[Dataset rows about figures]

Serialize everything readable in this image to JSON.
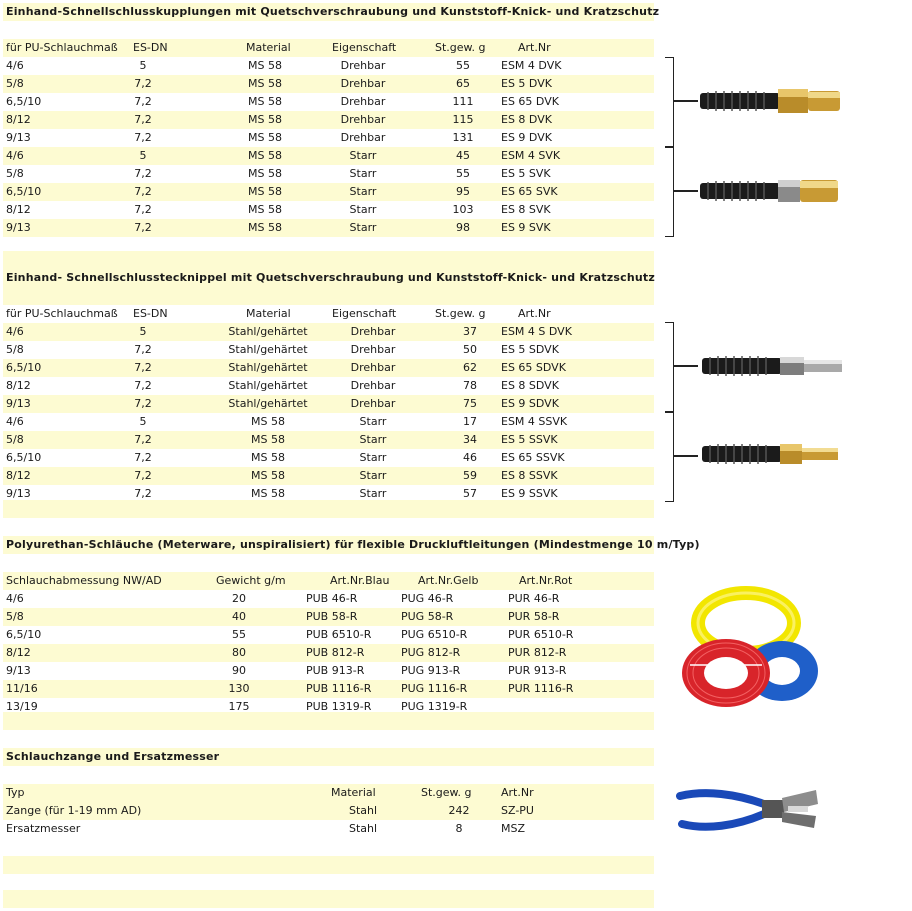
{
  "sections": [
    {
      "title": "Einhand-Schnellschlusskupplungen mit Quetschverschraubung und Kunststoff-Knick- und Kratzschutz",
      "headers": [
        "für PU-Schlauchmaß",
        "ES-DN",
        "Material",
        "Eigenschaft",
        "St.gew. g",
        "Art.Nr"
      ],
      "rows": [
        [
          "4/6",
          "5",
          "MS 58",
          "Drehbar",
          "55",
          "ESM 4 DVK"
        ],
        [
          "5/8",
          "7,2",
          "MS 58",
          "Drehbar",
          "65",
          "ES 5 DVK"
        ],
        [
          "6,5/10",
          "7,2",
          "MS 58",
          "Drehbar",
          "111",
          "ES 65 DVK"
        ],
        [
          "8/12",
          "7,2",
          "MS 58",
          "Drehbar",
          "115",
          "ES 8 DVK"
        ],
        [
          "9/13",
          "7,2",
          "MS 58",
          "Drehbar",
          "131",
          "ES 9 DVK"
        ],
        [
          "4/6",
          "5",
          "MS 58",
          "Starr",
          "45",
          "ESM 4 SVK"
        ],
        [
          "5/8",
          "7,2",
          "MS 58",
          "Starr",
          "55",
          "ES 5 SVK"
        ],
        [
          "6,5/10",
          "7,2",
          "MS 58",
          "Starr",
          "95",
          "ES 65 SVK"
        ],
        [
          "8/12",
          "7,2",
          "MS 58",
          "Starr",
          "103",
          "ES 8 SVK"
        ],
        [
          "9/13",
          "7,2",
          "MS 58",
          "Starr",
          "98",
          "ES 9 SVK"
        ]
      ]
    },
    {
      "title": "Einhand- Schnellschlusstecknippel mit Quetschverschraubung und Kunststoff-Knick- und Kratzschutz",
      "headers": [
        "für PU-Schlauchmaß",
        "ES-DN",
        "Material",
        "Eigenschaft",
        "St.gew. g",
        "Art.Nr"
      ],
      "rows": [
        [
          "4/6",
          "5",
          "Stahl/gehärtet",
          "Drehbar",
          "37",
          "ESM 4 S DVK"
        ],
        [
          "5/8",
          "7,2",
          "Stahl/gehärtet",
          "Drehbar",
          "50",
          "ES 5 SDVK"
        ],
        [
          "6,5/10",
          "7,2",
          "Stahl/gehärtet",
          "Drehbar",
          "62",
          "ES 65 SDVK"
        ],
        [
          "8/12",
          "7,2",
          "Stahl/gehärtet",
          "Drehbar",
          "78",
          "ES 8 SDVK"
        ],
        [
          "9/13",
          "7,2",
          "Stahl/gehärtet",
          "Drehbar",
          "75",
          "ES 9 SDVK"
        ],
        [
          "4/6",
          "5",
          "MS 58",
          "Starr",
          "17",
          "ESM 4 SSVK"
        ],
        [
          "5/8",
          "7,2",
          "MS 58",
          "Starr",
          "34",
          "ES 5 SSVK"
        ],
        [
          "6,5/10",
          "7,2",
          "MS 58",
          "Starr",
          "46",
          "ES 65 SSVK"
        ],
        [
          "8/12",
          "7,2",
          "MS 58",
          "Starr",
          "59",
          "ES 8 SSVK"
        ],
        [
          "9/13",
          "7,2",
          "MS 58",
          "Starr",
          "57",
          "ES 9 SSVK"
        ]
      ]
    },
    {
      "title": "Polyurethan-Schläuche (Meterware, unspiralisiert) für  flexible Druckluftleitungen (Mindestmenge 10 m/Typ)",
      "headers": [
        "Schlauchabmessung NW/AD",
        "Gewicht g/m",
        "Art.Nr.Blau",
        "Art.Nr.Gelb",
        "Art.Nr.Rot"
      ],
      "rows": [
        [
          "4/6",
          "20",
          "PUB 46-R",
          "PUG 46-R",
          "PUR 46-R"
        ],
        [
          "5/8",
          "40",
          "PUB 58-R",
          "PUG 58-R",
          "PUR 58-R"
        ],
        [
          "6,5/10",
          "55",
          "PUB 6510-R",
          "PUG 6510-R",
          "PUR 6510-R"
        ],
        [
          "8/12",
          "80",
          "PUB 812-R",
          "PUG 812-R",
          "PUR 812-R"
        ],
        [
          "9/13",
          "90",
          "PUB 913-R",
          "PUG 913-R",
          "PUR 913-R"
        ],
        [
          "11/16",
          "130",
          "PUB 1116-R",
          "PUG 1116-R",
          "PUR 1116-R"
        ],
        [
          "13/19",
          "175",
          "PUB 1319-R",
          "PUG 1319-R",
          ""
        ]
      ]
    },
    {
      "title": "Schlauchzange und Ersatzmesser",
      "headers": [
        "Typ",
        "Material",
        "St.gew. g",
        "Art.Nr"
      ],
      "rows": [
        [
          "Zange (für 1-19 mm AD)",
          "Stahl",
          "242",
          "SZ-PU"
        ],
        [
          "Ersatzmesser",
          "Stahl",
          "8",
          "MSZ"
        ]
      ]
    }
  ],
  "images": [
    "coupling-swivel",
    "coupling-rigid",
    "nipple-swivel",
    "nipple-rigid",
    "hose-coils",
    "hose-pliers"
  ]
}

WHAT YOU WILL DO:
Report the number of lines in the listing that include the string "Einhand"; give nothing but the number.

SOLUTION FOR THIS TASK:
2